CHALLENGE:
The records underneath are to be repeated exactly, with the pictures left out.

--- BEGIN MATERIAL FOR THIS TASK ---

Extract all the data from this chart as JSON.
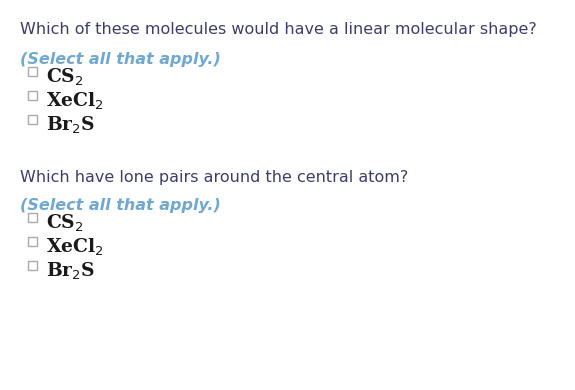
{
  "bg_color": "#ffffff",
  "question1": "Which of these molecules would have a linear molecular shape?",
  "question1_color": "#3d3d6b",
  "select_text": "(Select all that apply.)",
  "select_color": "#6fa8d0",
  "options1": [
    "CS$_2$",
    "XeCl$_2$",
    "Br$_2$S"
  ],
  "question2": "Which have lone pairs around the central atom?",
  "question2_color": "#3d3d6b",
  "options2": [
    "CS$_2$",
    "XeCl$_2$",
    "Br$_2$S"
  ],
  "option_color": "#1a1a1a",
  "checkbox_color": "#aaaaaa",
  "q1_fontsize": 11.5,
  "select_fontsize": 11.5,
  "option_fontsize": 13.5,
  "q2_fontsize": 11.5,
  "figwidth": 5.75,
  "figheight": 3.9,
  "dpi": 100
}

--- END MATERIAL FOR THIS TASK ---

EXERCISE ANSWER:
Extract all the data from this chart as JSON.
{
  "bg_color": "#ffffff",
  "question1": "Which of these molecules would have a linear molecular shape?",
  "question1_color": "#3d3d6b",
  "select_text": "(Select all that apply.)",
  "select_color": "#6fa8d0",
  "options1": [
    "CS$_2$",
    "XeCl$_2$",
    "Br$_2$S"
  ],
  "question2": "Which have lone pairs around the central atom?",
  "question2_color": "#3d3d6b",
  "options2": [
    "CS$_2$",
    "XeCl$_2$",
    "Br$_2$S"
  ],
  "option_color": "#1a1a1a",
  "checkbox_color": "#aaaaaa",
  "q1_fontsize": 11.5,
  "select_fontsize": 11.5,
  "option_fontsize": 13.5,
  "q2_fontsize": 11.5,
  "figwidth": 5.75,
  "figheight": 3.9,
  "dpi": 100
}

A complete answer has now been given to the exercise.